▸ Task brief: Each line that holds the word "business" should be returned.

(Stored data entries)
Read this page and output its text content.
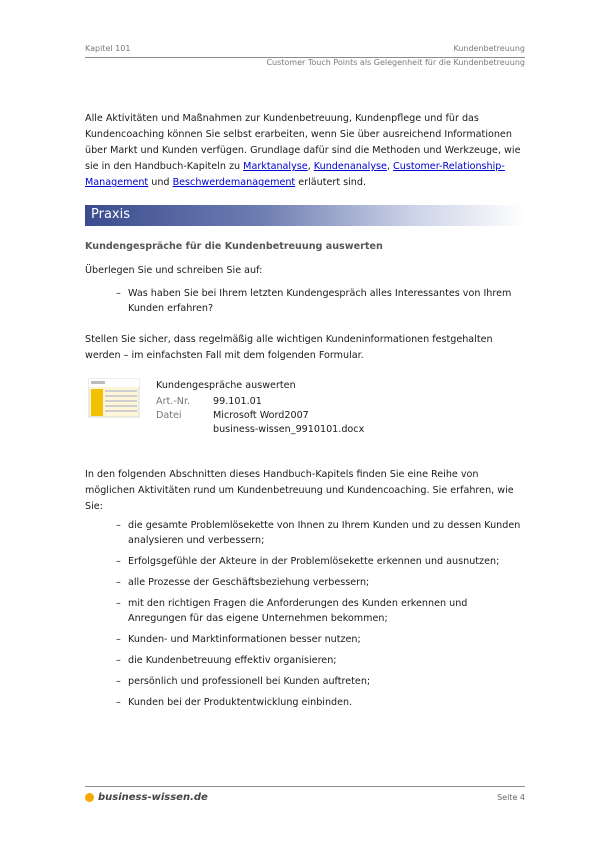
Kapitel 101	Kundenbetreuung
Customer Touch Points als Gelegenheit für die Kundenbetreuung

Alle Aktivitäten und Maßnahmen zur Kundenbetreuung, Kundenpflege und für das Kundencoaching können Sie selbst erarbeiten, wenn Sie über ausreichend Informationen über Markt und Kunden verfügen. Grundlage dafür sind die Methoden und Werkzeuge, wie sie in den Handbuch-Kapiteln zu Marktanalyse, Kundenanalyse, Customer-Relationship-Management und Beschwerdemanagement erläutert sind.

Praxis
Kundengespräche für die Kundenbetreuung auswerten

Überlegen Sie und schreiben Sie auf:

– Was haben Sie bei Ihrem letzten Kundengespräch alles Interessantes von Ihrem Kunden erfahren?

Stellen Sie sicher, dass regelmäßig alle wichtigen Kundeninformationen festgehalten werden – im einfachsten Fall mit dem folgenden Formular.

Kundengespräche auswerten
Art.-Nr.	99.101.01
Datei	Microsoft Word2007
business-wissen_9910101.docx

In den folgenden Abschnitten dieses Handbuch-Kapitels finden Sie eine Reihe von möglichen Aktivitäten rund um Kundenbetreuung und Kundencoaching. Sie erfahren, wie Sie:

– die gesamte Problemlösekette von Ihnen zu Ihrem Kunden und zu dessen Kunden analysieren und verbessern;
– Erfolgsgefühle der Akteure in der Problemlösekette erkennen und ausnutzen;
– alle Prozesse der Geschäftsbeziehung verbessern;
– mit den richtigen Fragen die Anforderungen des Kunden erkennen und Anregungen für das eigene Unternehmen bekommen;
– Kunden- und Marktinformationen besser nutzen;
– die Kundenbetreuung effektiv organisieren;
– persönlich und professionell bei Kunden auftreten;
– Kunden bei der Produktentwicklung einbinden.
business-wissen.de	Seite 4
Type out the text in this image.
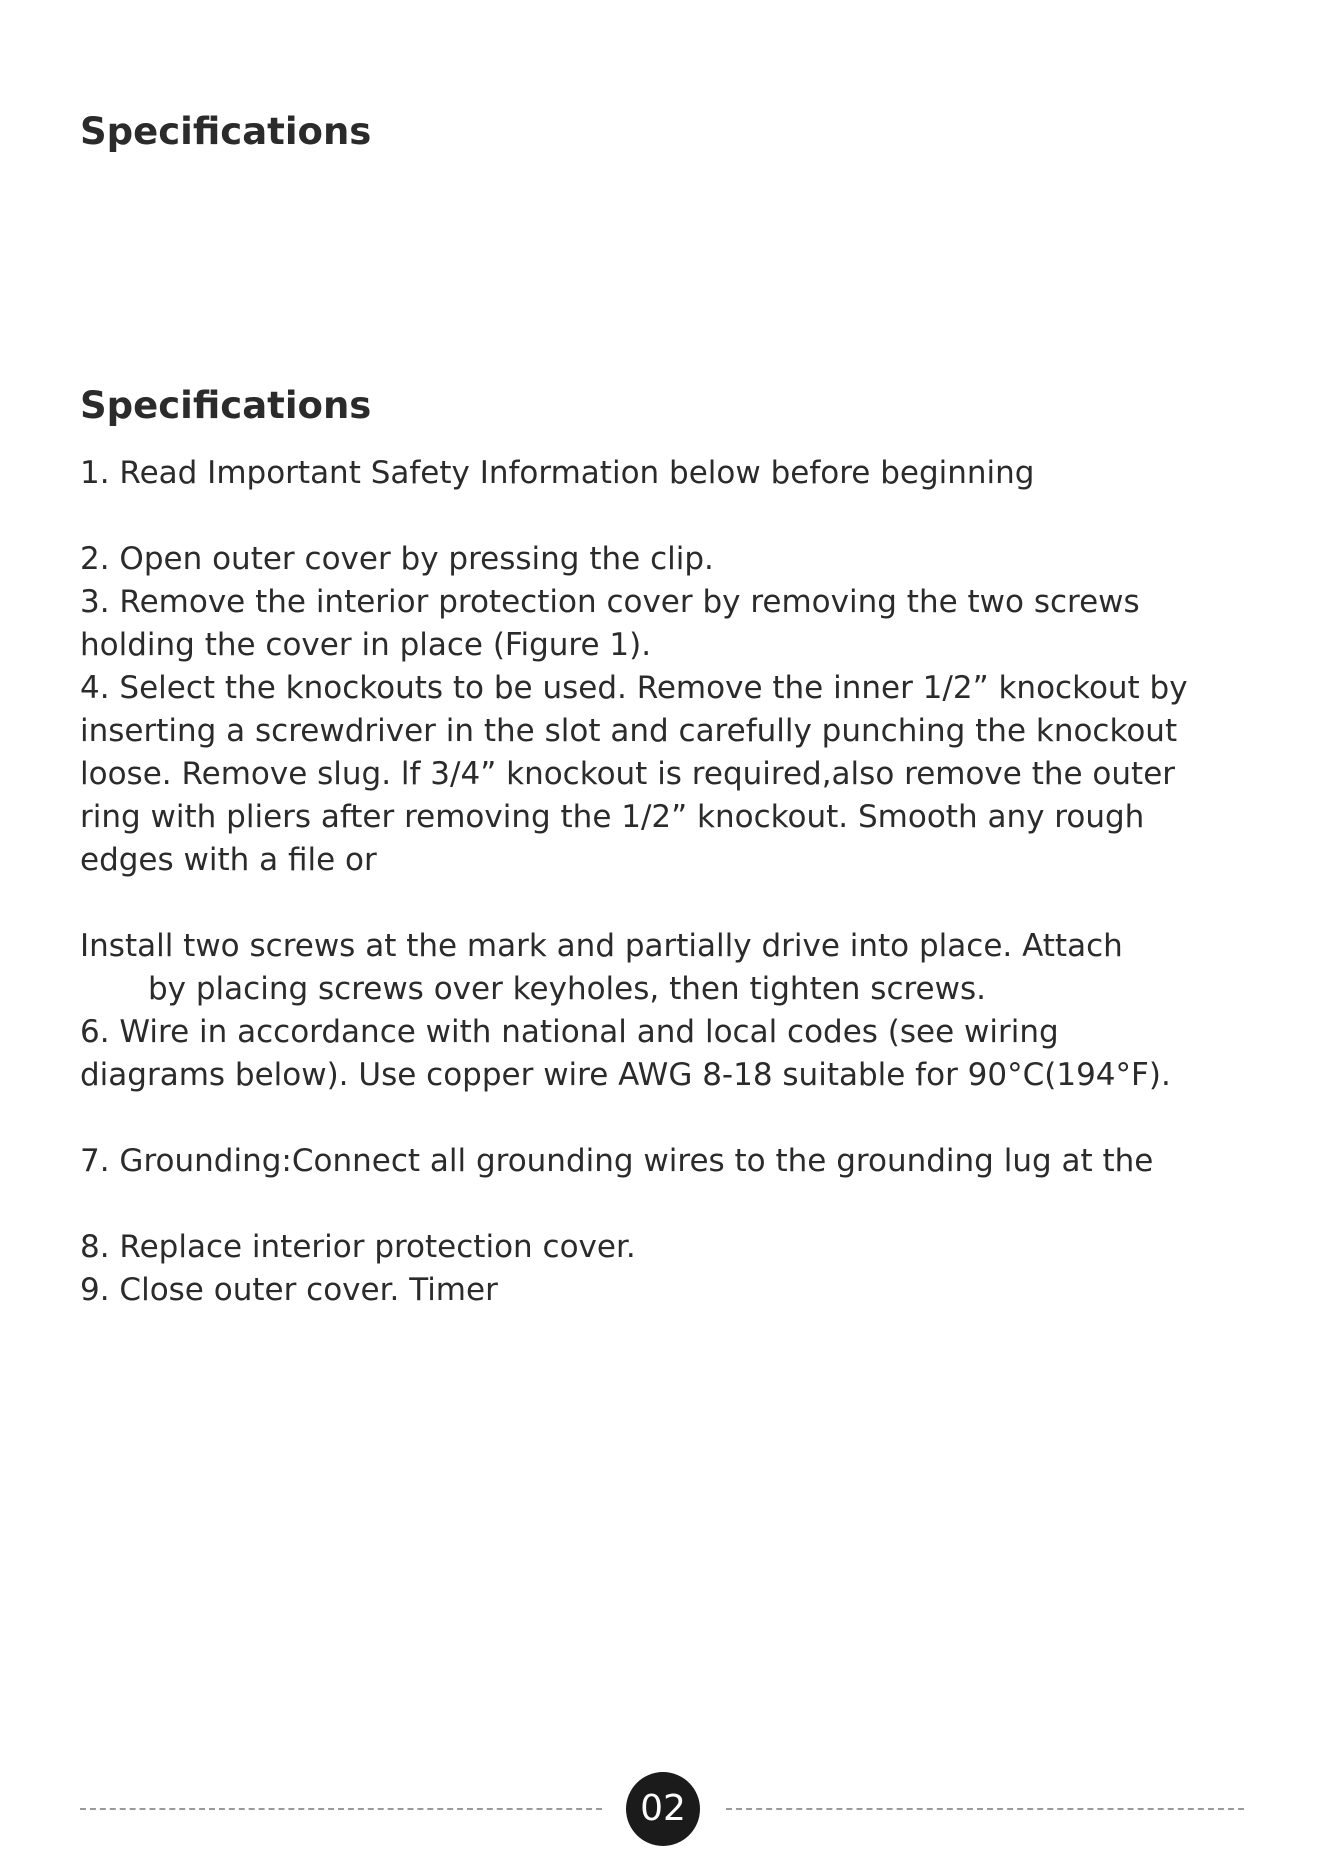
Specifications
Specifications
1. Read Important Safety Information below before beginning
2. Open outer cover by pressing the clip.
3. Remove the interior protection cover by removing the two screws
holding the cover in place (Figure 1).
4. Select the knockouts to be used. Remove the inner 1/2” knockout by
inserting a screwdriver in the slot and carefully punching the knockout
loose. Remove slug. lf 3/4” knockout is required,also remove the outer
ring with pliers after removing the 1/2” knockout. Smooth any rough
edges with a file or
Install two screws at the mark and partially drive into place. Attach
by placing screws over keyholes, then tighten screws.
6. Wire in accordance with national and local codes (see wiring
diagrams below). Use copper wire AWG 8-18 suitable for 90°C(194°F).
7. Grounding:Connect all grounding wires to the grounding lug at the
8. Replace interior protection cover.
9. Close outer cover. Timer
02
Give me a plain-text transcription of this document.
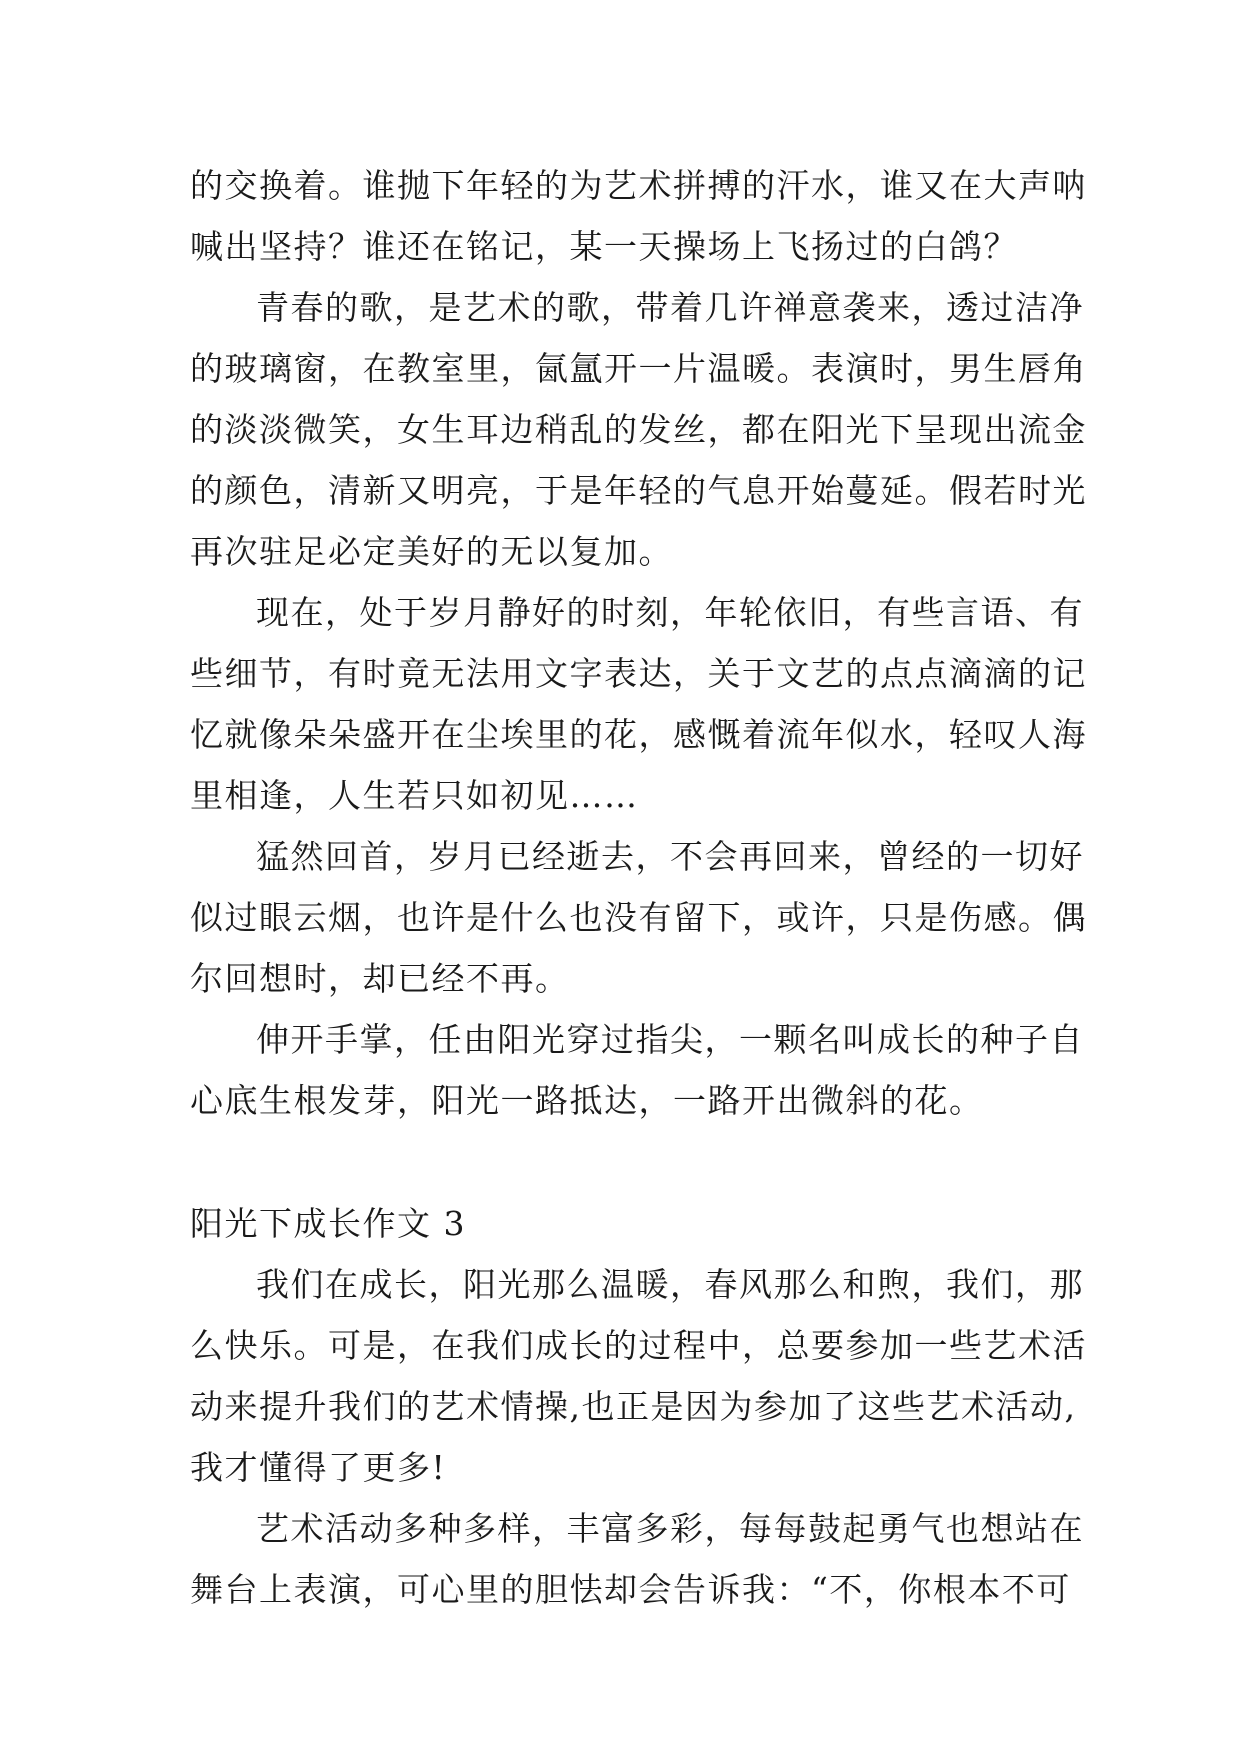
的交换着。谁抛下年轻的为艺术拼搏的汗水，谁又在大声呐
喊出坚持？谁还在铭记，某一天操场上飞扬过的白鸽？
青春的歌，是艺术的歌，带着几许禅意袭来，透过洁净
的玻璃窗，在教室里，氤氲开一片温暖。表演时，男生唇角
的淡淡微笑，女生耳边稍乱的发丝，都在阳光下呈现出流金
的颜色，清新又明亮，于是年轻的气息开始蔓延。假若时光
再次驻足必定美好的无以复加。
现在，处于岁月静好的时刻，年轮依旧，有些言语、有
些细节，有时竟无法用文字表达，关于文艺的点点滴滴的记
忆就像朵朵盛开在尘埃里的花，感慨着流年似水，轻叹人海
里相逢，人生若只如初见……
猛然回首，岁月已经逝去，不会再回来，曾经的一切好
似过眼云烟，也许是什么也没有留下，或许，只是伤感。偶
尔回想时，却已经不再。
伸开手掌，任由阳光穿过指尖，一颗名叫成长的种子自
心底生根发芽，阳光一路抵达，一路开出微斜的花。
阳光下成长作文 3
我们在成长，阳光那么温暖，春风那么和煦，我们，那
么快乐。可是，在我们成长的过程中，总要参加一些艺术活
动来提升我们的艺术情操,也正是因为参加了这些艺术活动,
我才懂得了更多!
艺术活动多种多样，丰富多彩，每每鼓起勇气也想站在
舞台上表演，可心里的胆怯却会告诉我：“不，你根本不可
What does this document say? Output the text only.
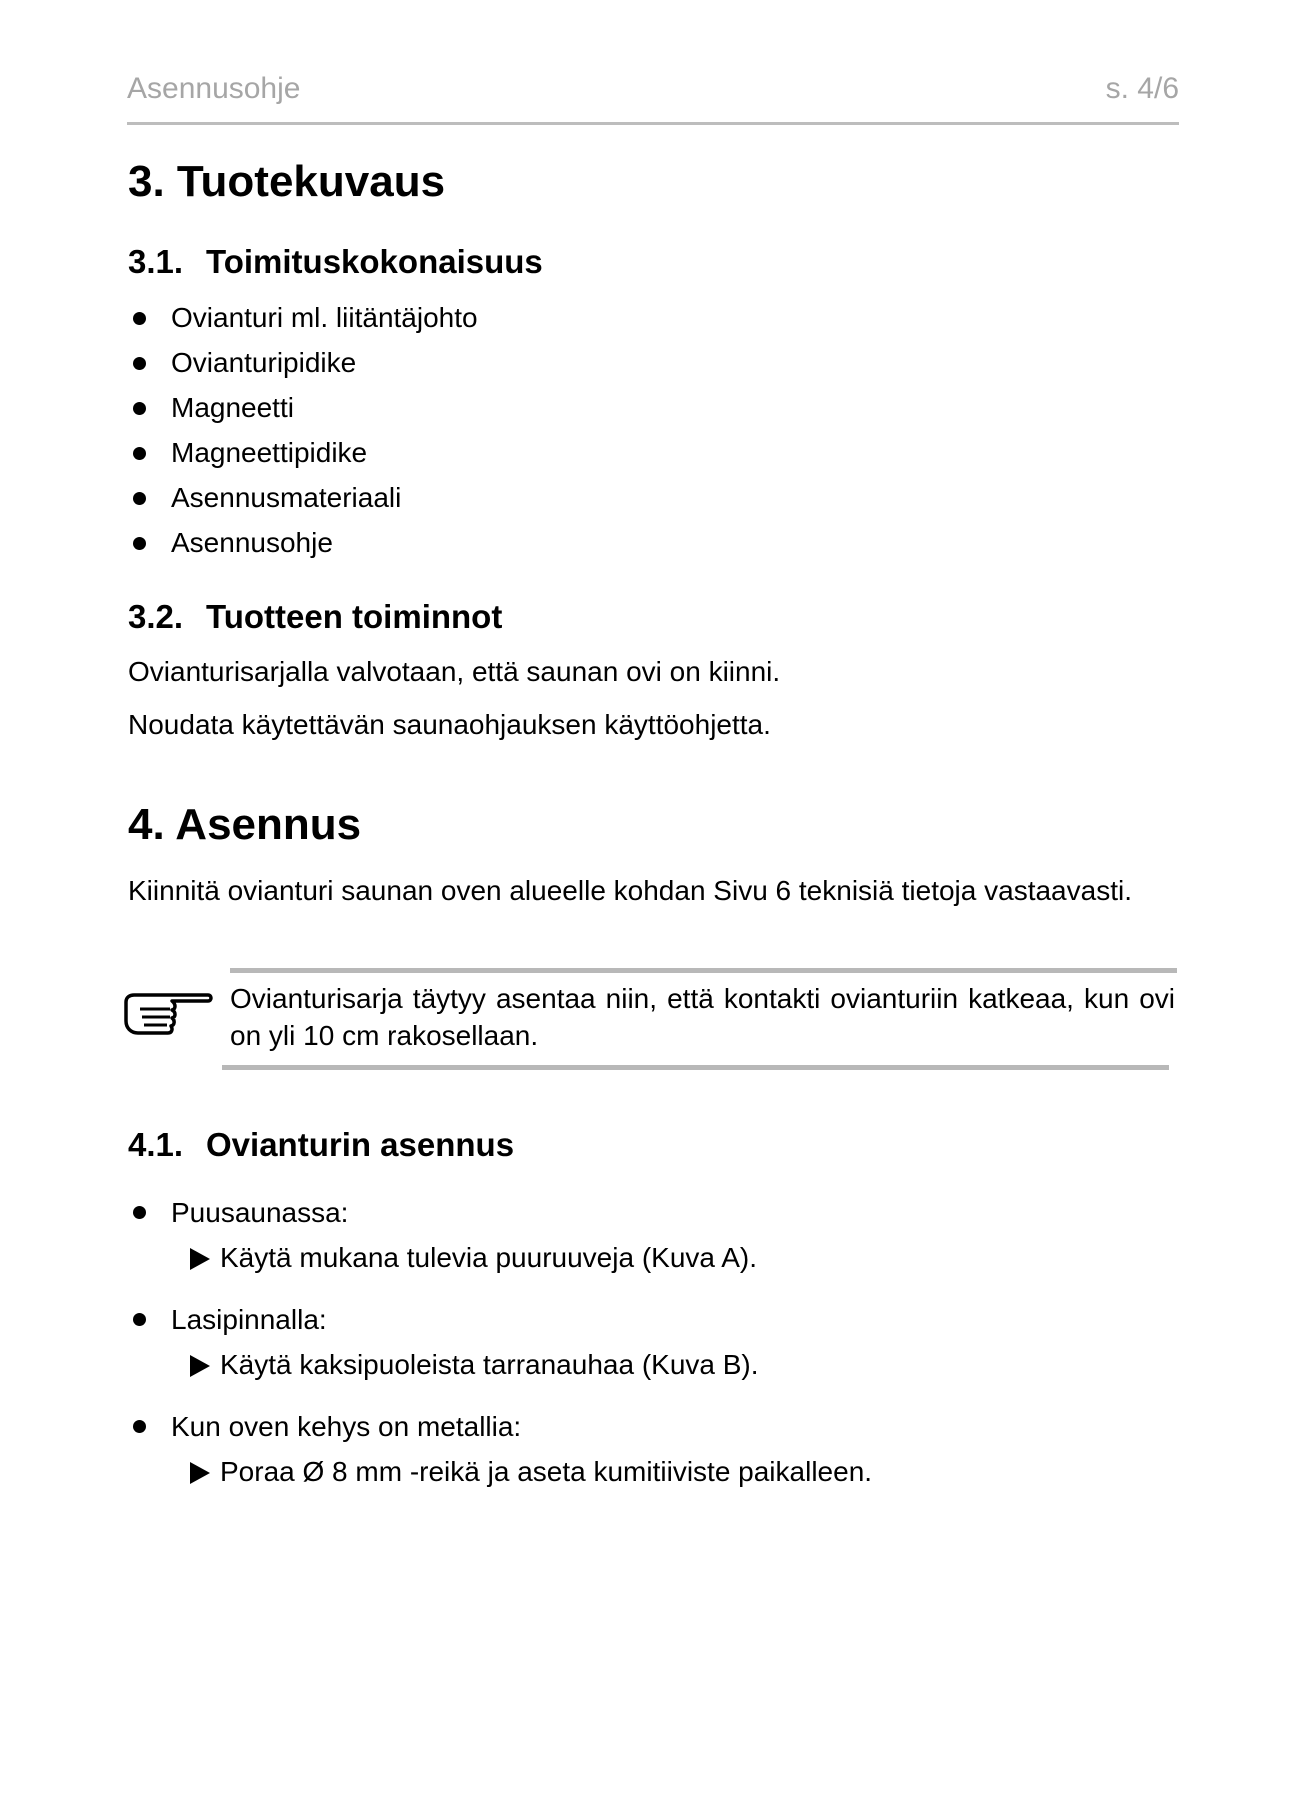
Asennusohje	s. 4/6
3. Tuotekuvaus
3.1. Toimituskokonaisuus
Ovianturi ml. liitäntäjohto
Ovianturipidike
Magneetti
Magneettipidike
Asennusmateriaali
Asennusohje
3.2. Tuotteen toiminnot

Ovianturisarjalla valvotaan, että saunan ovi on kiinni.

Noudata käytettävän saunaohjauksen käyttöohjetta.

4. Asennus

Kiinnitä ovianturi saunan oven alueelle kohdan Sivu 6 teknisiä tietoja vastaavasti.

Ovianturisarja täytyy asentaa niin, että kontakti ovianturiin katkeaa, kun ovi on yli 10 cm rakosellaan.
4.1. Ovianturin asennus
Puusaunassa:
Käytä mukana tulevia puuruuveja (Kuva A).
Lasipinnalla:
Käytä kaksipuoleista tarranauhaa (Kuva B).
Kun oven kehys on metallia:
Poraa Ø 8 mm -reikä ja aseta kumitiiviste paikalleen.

▸ Result below:
business-wissen_9910101.docx
business-wissen.de	Seite 4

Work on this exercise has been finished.